▶ [THE TASK]: Filter the records below down to lines containing "selection".

▶ [SOURCE DATA]:
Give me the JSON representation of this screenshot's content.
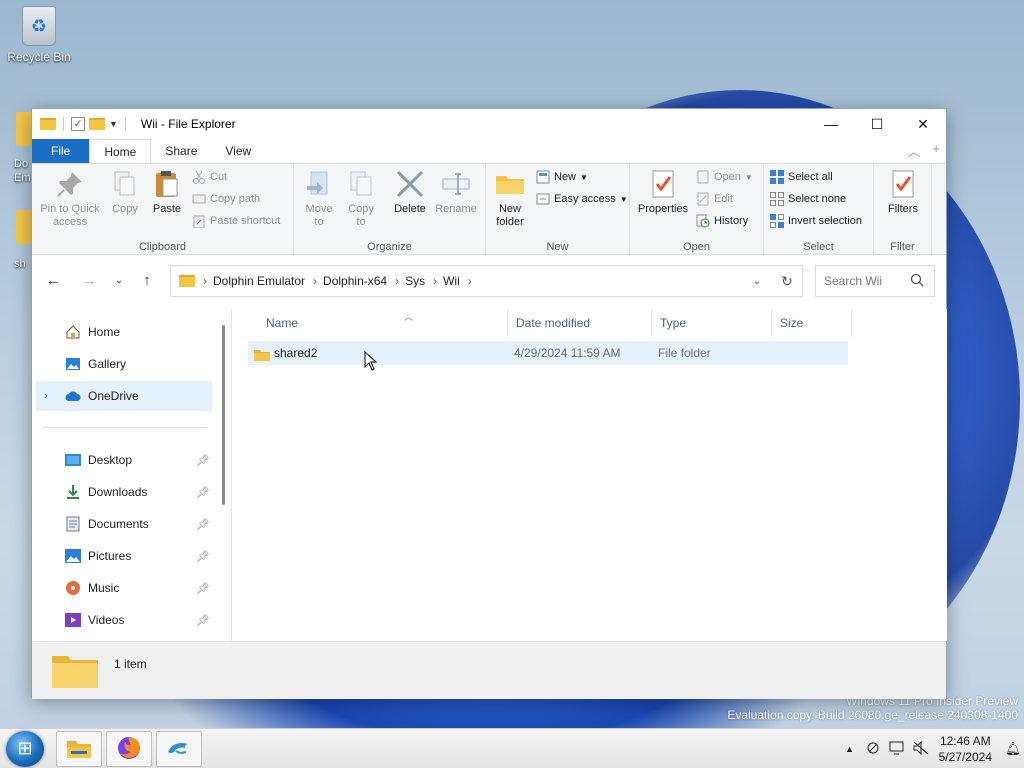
{
  "desktop": {
    "icons": [
      {
        "label": "Recycle Bin",
        "icon": "recycle-bin-icon"
      }
    ],
    "partial_labels": [
      "Do",
      "Em",
      "sh"
    ],
    "watermark": [
      "Windows 11 Pro Insider Preview",
      "Evaluation copy. Build 26080.ge_release.240308-1400"
    ]
  },
  "window": {
    "title": "Wii - File Explorer",
    "controls": {
      "minimize": "—",
      "maximize": "☐",
      "close": "✕"
    }
  },
  "ribbon": {
    "tabs": [
      "File",
      "Home",
      "Share",
      "View"
    ],
    "active_tab": "Home",
    "groups": {
      "clipboard": {
        "label": "Clipboard",
        "pin": "Pin to Quick access",
        "copy": "Copy",
        "paste": "Paste",
        "cut": "Cut",
        "copy_path": "Copy path",
        "paste_shortcut": "Paste shortcut"
      },
      "organize": {
        "label": "Organize",
        "move_to": "Move to",
        "copy_to": "Copy to",
        "delete": "Delete",
        "rename": "Rename"
      },
      "new": {
        "label": "New",
        "new_folder": "New folder",
        "new_item": "New",
        "easy_access": "Easy access"
      },
      "open": {
        "label": "Open",
        "properties": "Properties",
        "open": "Open",
        "edit": "Edit",
        "history": "History"
      },
      "select": {
        "label": "Select",
        "select_all": "Select all",
        "select_none": "Select none",
        "invert": "Invert selection"
      },
      "filter": {
        "label": "Filter",
        "filters": "Filters"
      }
    }
  },
  "address": {
    "breadcrumbs": [
      "Dolphin Emulator",
      "Dolphin-x64",
      "Sys",
      "Wii"
    ],
    "search_placeholder": "Search Wii"
  },
  "navpane": {
    "top": [
      {
        "label": "Home",
        "icon": "home-icon"
      },
      {
        "label": "Gallery",
        "icon": "gallery-icon"
      },
      {
        "label": "OneDrive",
        "icon": "cloud-icon"
      }
    ],
    "pinned": [
      {
        "label": "Desktop",
        "icon": "desktop-icon"
      },
      {
        "label": "Downloads",
        "icon": "download-icon"
      },
      {
        "label": "Documents",
        "icon": "documents-icon"
      },
      {
        "label": "Pictures",
        "icon": "pictures-icon"
      },
      {
        "label": "Music",
        "icon": "music-icon"
      },
      {
        "label": "Videos",
        "icon": "videos-icon"
      }
    ]
  },
  "filelist": {
    "columns": [
      "Name",
      "Date modified",
      "Type",
      "Size"
    ],
    "rows": [
      {
        "name": "shared2",
        "date": "4/29/2024 11:59 AM",
        "type": "File folder",
        "size": ""
      }
    ]
  },
  "statusbar": {
    "count": "1 item"
  },
  "taskbar": {
    "apps": [
      "file-explorer-icon",
      "firefox-icon",
      "dolphin-icon"
    ],
    "time": "12:46 AM",
    "date": "5/27/2024"
  },
  "colors": {
    "accent": "#1a6ec4",
    "folder": "#f4c542",
    "selection": "#e5f1fb"
  }
}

▶ [CORRECT RESPONSE]:
        "invert": "Invert selection"
    "selection": "#e5f1fb"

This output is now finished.